- _REQUIRED TASK_: Give the entries back exactly, dropping each image.
☆ ☆ ☆ ☆
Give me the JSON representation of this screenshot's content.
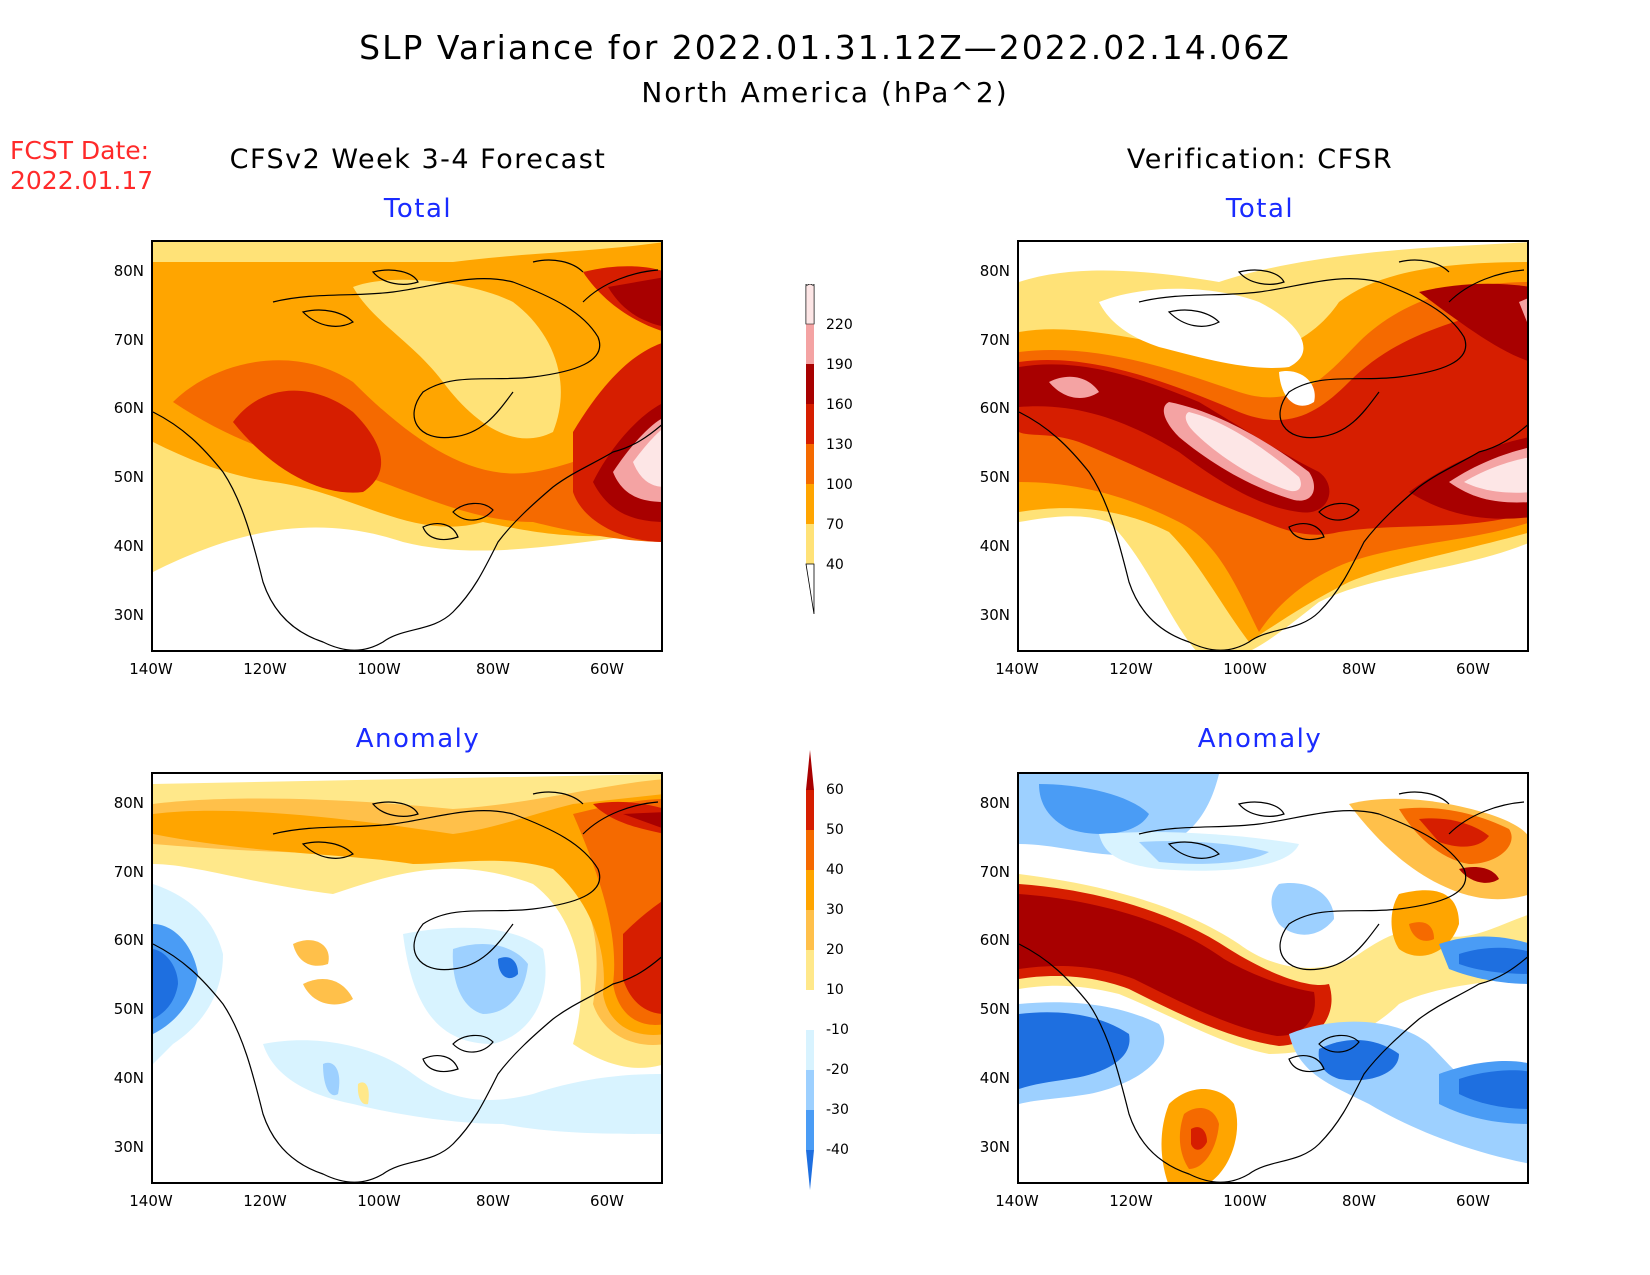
{
  "header": {
    "title": "SLP Variance for 2022.01.31.12Z—2022.02.14.06Z",
    "subtitle": "North America (hPa^2)",
    "fcst_label": "FCST Date:",
    "fcst_date": "2022.01.17"
  },
  "columns": {
    "left": "CFSv2 Week 3-4 Forecast",
    "right": "Verification: CFSR"
  },
  "panels": {
    "top_left_title": "Total",
    "top_right_title": "Total",
    "bottom_left_title": "Anomaly",
    "bottom_right_title": "Anomaly"
  },
  "axes": {
    "lat_labels": [
      "80N",
      "70N",
      "60N",
      "50N",
      "40N",
      "30N"
    ],
    "lon_labels": [
      "140W",
      "120W",
      "100W",
      "80W",
      "60W"
    ]
  },
  "colorbars": {
    "total": {
      "labels": [
        "220",
        "190",
        "160",
        "130",
        "100",
        "70",
        "40"
      ],
      "colors": [
        "#fde6e6",
        "#f4a3a3",
        "#a80000",
        "#d61e00",
        "#f56a00",
        "#ffa500",
        "#ffe277"
      ]
    },
    "anomaly": {
      "labels": [
        "60",
        "50",
        "40",
        "30",
        "20",
        "10",
        "-10",
        "-20",
        "-30",
        "-40"
      ],
      "colors": [
        "#a80000",
        "#d61e00",
        "#f56a00",
        "#ffa500",
        "#ffc04a",
        "#ffe88a",
        "#ffffff",
        "#d8f3ff",
        "#9dd0ff",
        "#4a9cf5",
        "#1e6fe0"
      ]
    }
  },
  "chart_data": {
    "type": "heatmap",
    "variable": "SLP Variance",
    "units": "hPa^2",
    "lat_range": [
      25,
      85
    ],
    "lon_range": [
      -140,
      -50
    ],
    "total_levels": [
      40,
      70,
      100,
      130,
      160,
      190,
      220
    ],
    "anomaly_levels": [
      -40,
      -30,
      -20,
      -10,
      10,
      20,
      30,
      40,
      50,
      60
    ]
  }
}
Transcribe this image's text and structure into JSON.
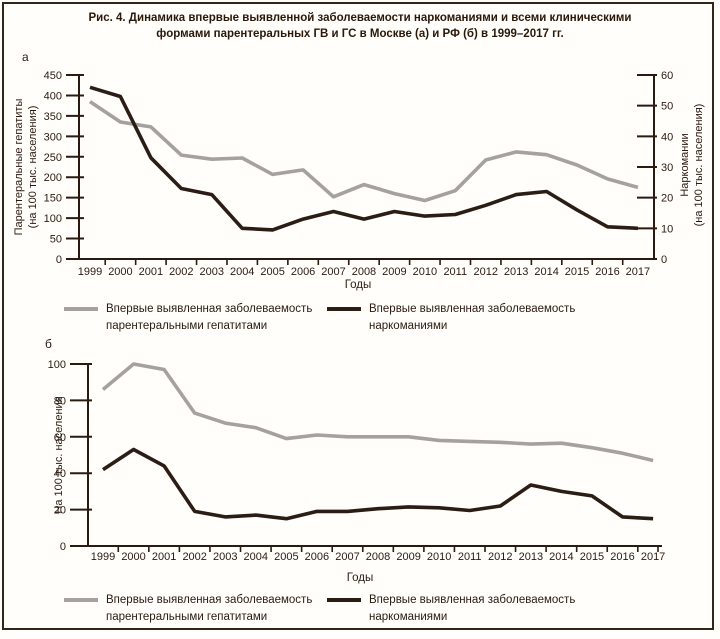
{
  "figure": {
    "title_line1": "Рис. 4. Динамика впервые выявленной заболеваемости наркоманиями и всеми клиническими",
    "title_line2": "формами парентеральных ГВ и ГС в Москве (а) и РФ (б) в 1999–2017 гг."
  },
  "colors": {
    "hepatitis": "#a5a29e",
    "narcotics": "#2b1d14",
    "text": "#2b1a10",
    "background": "#fffefb",
    "border": "#342519"
  },
  "legend": {
    "hepatitis_line1": "Впервые выявленная заболеваемость",
    "hepatitis_line2": "парентеральными гепатитами",
    "narcotics_line1": "Впервые выявленная заболеваемость",
    "narcotics_line2": "наркоманиями"
  },
  "chart_data": [
    {
      "id": "a",
      "panel_label": "а",
      "type": "line",
      "grid": false,
      "legend_position": "below",
      "categories": [
        "1999",
        "2000",
        "2001",
        "2002",
        "2003",
        "2004",
        "2005",
        "2006",
        "2007",
        "2008",
        "2009",
        "2010",
        "2011",
        "2012",
        "2013",
        "2014",
        "2015",
        "2016",
        "2017"
      ],
      "xlabel": "Годы",
      "left_axis": {
        "label_line1": "Парентеральные гепатиты",
        "label_line2": "(на 100 тыс. населения)",
        "range": [
          0,
          450
        ],
        "ticks": [
          0,
          50,
          100,
          150,
          200,
          250,
          300,
          350,
          400,
          450
        ]
      },
      "right_axis": {
        "label_line1": "Наркомании",
        "label_line2": "(на 100 тыс. населения)",
        "range": [
          0,
          60
        ],
        "ticks": [
          0,
          10,
          20,
          30,
          40,
          50,
          60
        ]
      },
      "series": [
        {
          "name": "Впервые выявленная заболеваемость парентеральными гепатитами",
          "axis": "left",
          "color": "hepatitis",
          "values": [
            385,
            335,
            323,
            254,
            244,
            247,
            207,
            218,
            152,
            182,
            160,
            143,
            167,
            242,
            262,
            255,
            230,
            196,
            175
          ]
        },
        {
          "name": "Впервые выявленная заболеваемость наркоманиями",
          "axis": "right",
          "color": "narcotics",
          "values": [
            56,
            53,
            33,
            23,
            21,
            10,
            9.5,
            13,
            15.5,
            13,
            15.5,
            14,
            14.5,
            17.5,
            21,
            22,
            16,
            10.5,
            10
          ]
        }
      ]
    },
    {
      "id": "b",
      "panel_label": "б",
      "type": "line",
      "grid": false,
      "legend_position": "below",
      "categories": [
        "1999",
        "2000",
        "2001",
        "2002",
        "2003",
        "2004",
        "2005",
        "2006",
        "2007",
        "2008",
        "2009",
        "2010",
        "2011",
        "2012",
        "2013",
        "2014",
        "2015",
        "2016",
        "2017"
      ],
      "xlabel": "Годы",
      "left_axis": {
        "label_line1": "На 100 тыс. населения",
        "label_line2": "",
        "range": [
          0,
          100
        ],
        "ticks": [
          0,
          20,
          40,
          60,
          80,
          100
        ]
      },
      "series": [
        {
          "name": "Впервые выявленная заболеваемость парентеральными гепатитами",
          "axis": "left",
          "color": "hepatitis",
          "values": [
            86,
            100,
            97,
            73,
            67.5,
            65,
            59,
            61,
            60,
            60,
            60,
            58,
            57.5,
            57,
            56,
            56.5,
            54,
            51,
            47
          ]
        },
        {
          "name": "Впервые выявленная заболеваемость наркоманиями",
          "axis": "left",
          "color": "narcotics",
          "values": [
            42,
            53,
            44,
            19,
            16,
            17,
            15,
            19,
            19,
            20.5,
            21.5,
            21,
            19.5,
            22,
            33.5,
            30,
            27.5,
            16,
            15
          ]
        }
      ]
    }
  ]
}
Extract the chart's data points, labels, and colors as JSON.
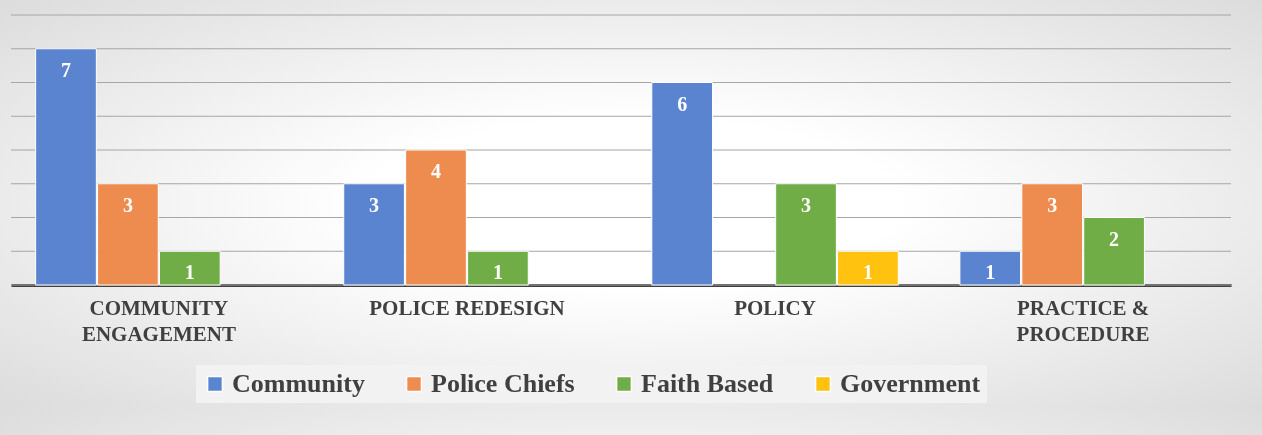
{
  "chart_data": {
    "type": "bar",
    "categories": [
      "COMMUNITY ENGAGEMENT",
      "POLICE REDESIGN",
      "POLICY",
      "PRACTICE & PROCEDURE"
    ],
    "series": [
      {
        "name": "Community",
        "color": "#5b84d0",
        "values": [
          7,
          3,
          6,
          1
        ]
      },
      {
        "name": "Police Chiefs",
        "color": "#ee8c4f",
        "values": [
          3,
          4,
          null,
          3
        ]
      },
      {
        "name": "Faith Based",
        "color": "#70ad47",
        "values": [
          1,
          1,
          3,
          2
        ]
      },
      {
        "name": "Government",
        "color": "#ffc20e",
        "values": [
          null,
          null,
          1,
          null
        ]
      }
    ],
    "ylim": [
      0,
      8
    ],
    "yticks": [
      {
        "value": 0,
        "label": null
      },
      {
        "value": 1,
        "label": null
      },
      {
        "value": 2,
        "label": null
      },
      {
        "value": 3,
        "label": null
      },
      {
        "value": 4,
        "label": null
      },
      {
        "value": 5,
        "label": null
      },
      {
        "value": 6,
        "label": null
      },
      {
        "value": 7,
        "label": null
      },
      {
        "value": 8,
        "label": null
      }
    ],
    "tick_labels": "x",
    "grid": "y",
    "data_labels": true,
    "legend": "bottom"
  }
}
☆ ☆ ☆ ☆
- _REPLY_:
Give me the JSON representation of this screenshot's content.
{
  "header": {
    "title": "SLP Variance for 2022.01.31.12Z—2022.02.14.06Z",
    "subtitle": "North America (hPa^2)",
    "fcst_label": "FCST Date:",
    "fcst_date": "2022.01.17"
  },
  "columns": {
    "left": "CFSv2 Week 3-4 Forecast",
    "right": "Verification: CFSR"
  },
  "panels": {
    "top_left_title": "Total",
    "top_right_title": "Total",
    "bottom_left_title": "Anomaly",
    "bottom_right_title": "Anomaly"
  },
  "axes": {
    "lat_labels": [
      "80N",
      "70N",
      "60N",
      "50N",
      "40N",
      "30N"
    ],
    "lon_labels": [
      "140W",
      "120W",
      "100W",
      "80W",
      "60W"
    ]
  },
  "colorbars": {
    "total": {
      "labels": [
        "220",
        "190",
        "160",
        "130",
        "100",
        "70",
        "40"
      ],
      "colors": [
        "#fde6e6",
        "#f4a3a3",
        "#a80000",
        "#d61e00",
        "#f56a00",
        "#ffa500",
        "#ffe277"
      ]
    },
    "anomaly": {
      "labels": [
        "60",
        "50",
        "40",
        "30",
        "20",
        "10",
        "-10",
        "-20",
        "-30",
        "-40"
      ],
      "colors": [
        "#a80000",
        "#d61e00",
        "#f56a00",
        "#ffa500",
        "#ffc04a",
        "#ffe88a",
        "#ffffff",
        "#d8f3ff",
        "#9dd0ff",
        "#4a9cf5",
        "#1e6fe0"
      ]
    }
  },
  "chart_data": {
    "type": "heatmap",
    "variable": "SLP Variance",
    "units": "hPa^2",
    "lat_range": [
      25,
      85
    ],
    "lon_range": [
      -140,
      -50
    ],
    "total_levels": [
      40,
      70,
      100,
      130,
      160,
      190,
      220
    ],
    "anomaly_levels": [
      -40,
      -30,
      -20,
      -10,
      10,
      20,
      30,
      40,
      50,
      60
    ]
  }
}
Transcribe this image's text and structure into JSON.
{
  "figure": {
    "title_line1": "Рис. 4. Динамика впервые выявленной заболеваемости наркоманиями и всеми клиническими",
    "title_line2": "формами парентеральных ГВ и ГС в Москве (а) и РФ (б) в 1999–2017 гг."
  },
  "colors": {
    "hepatitis": "#a5a29e",
    "narcotics": "#2b1d14",
    "text": "#2b1a10",
    "background": "#fffefb",
    "border": "#342519"
  },
  "legend": {
    "hepatitis_line1": "Впервые выявленная заболеваемость",
    "hepatitis_line2": "парентеральными гепатитами",
    "narcotics_line1": "Впервые выявленная заболеваемость",
    "narcotics_line2": "наркоманиями"
  },
  "chart_data": [
    {
      "id": "a",
      "panel_label": "а",
      "type": "line",
      "grid": false,
      "legend_position": "below",
      "categories": [
        "1999",
        "2000",
        "2001",
        "2002",
        "2003",
        "2004",
        "2005",
        "2006",
        "2007",
        "2008",
        "2009",
        "2010",
        "2011",
        "2012",
        "2013",
        "2014",
        "2015",
        "2016",
        "2017"
      ],
      "xlabel": "Годы",
      "left_axis": {
        "label_line1": "Парентеральные гепатиты",
        "label_line2": "(на 100 тыс. населения)",
        "range": [
          0,
          450
        ],
        "ticks": [
          0,
          50,
          100,
          150,
          200,
          250,
          300,
          350,
          400,
          450
        ]
      },
      "right_axis": {
        "label_line1": "Наркомании",
        "label_line2": "(на 100 тыс. населения)",
        "range": [
          0,
          60
        ],
        "ticks": [
          0,
          10,
          20,
          30,
          40,
          50,
          60
        ]
      },
      "series": [
        {
          "name": "Впервые выявленная заболеваемость парентеральными гепатитами",
          "axis": "left",
          "color": "hepatitis",
          "values": [
            385,
            335,
            323,
            254,
            244,
            247,
            207,
            218,
            152,
            182,
            160,
            143,
            167,
            242,
            262,
            255,
            230,
            196,
            175
          ]
        },
        {
          "name": "Впервые выявленная заболеваемость наркоманиями",
          "axis": "right",
          "color": "narcotics",
          "values": [
            56,
            53,
            33,
            23,
            21,
            10,
            9.5,
            13,
            15.5,
            13,
            15.5,
            14,
            14.5,
            17.5,
            21,
            22,
            16,
            10.5,
            10
          ]
        }
      ]
    },
    {
      "id": "b",
      "panel_label": "б",
      "type": "line",
      "grid": false,
      "legend_position": "below",
      "categories": [
        "1999",
        "2000",
        "2001",
        "2002",
        "2003",
        "2004",
        "2005",
        "2006",
        "2007",
        "2008",
        "2009",
        "2010",
        "2011",
        "2012",
        "2013",
        "2014",
        "2015",
        "2016",
        "2017"
      ],
      "xlabel": "Годы",
      "left_axis": {
        "label_line1": "На 100 тыс. населения",
        "label_line2": "",
        "range": [
          0,
          100
        ],
        "ticks": [
          0,
          20,
          40,
          60,
          80,
          100
        ]
      },
      "series": [
        {
          "name": "Впервые выявленная заболеваемость парентеральными гепатитами",
          "axis": "left",
          "color": "hepatitis",
          "values": [
            86,
            100,
            97,
            73,
            67.5,
            65,
            59,
            61,
            60,
            60,
            60,
            58,
            57.5,
            57,
            56,
            56.5,
            54,
            51,
            47
          ]
        },
        {
          "name": "Впервые выявленная заболеваемость наркоманиями",
          "axis": "left",
          "color": "narcotics",
          "values": [
            42,
            53,
            44,
            19,
            16,
            17,
            15,
            19,
            19,
            20.5,
            21.5,
            21,
            19.5,
            22,
            33.5,
            30,
            27.5,
            16,
            15
          ]
        }
      ]
    }
  ]
}
Extract the chart's data points, labels, and colors as JSON.
{
  "chart_data": {
    "type": "bar",
    "categories": [
      "COMMUNITY ENGAGEMENT",
      "POLICE REDESIGN",
      "POLICY",
      "PRACTICE & PROCEDURE"
    ],
    "series": [
      {
        "name": "Community",
        "color": "#5b84d0",
        "values": [
          7,
          3,
          6,
          1
        ]
      },
      {
        "name": "Police Chiefs",
        "color": "#ee8c4f",
        "values": [
          3,
          4,
          null,
          3
        ]
      },
      {
        "name": "Faith Based",
        "color": "#70ad47",
        "values": [
          1,
          1,
          3,
          2
        ]
      },
      {
        "name": "Government",
        "color": "#ffc20e",
        "values": [
          null,
          null,
          1,
          null
        ]
      }
    ],
    "ylim": [
      0,
      8
    ],
    "yticks": [
      {
        "value": 0,
        "label": null
      },
      {
        "value": 1,
        "label": null
      },
      {
        "value": 2,
        "label": null
      },
      {
        "value": 3,
        "label": null
      },
      {
        "value": 4,
        "label": null
      },
      {
        "value": 5,
        "label": null
      },
      {
        "value": 6,
        "label": null
      },
      {
        "value": 7,
        "label": null
      },
      {
        "value": 8,
        "label": null
      }
    ],
    "tick_labels": "x",
    "grid": "y",
    "data_labels": true,
    "legend": "bottom"
  }
}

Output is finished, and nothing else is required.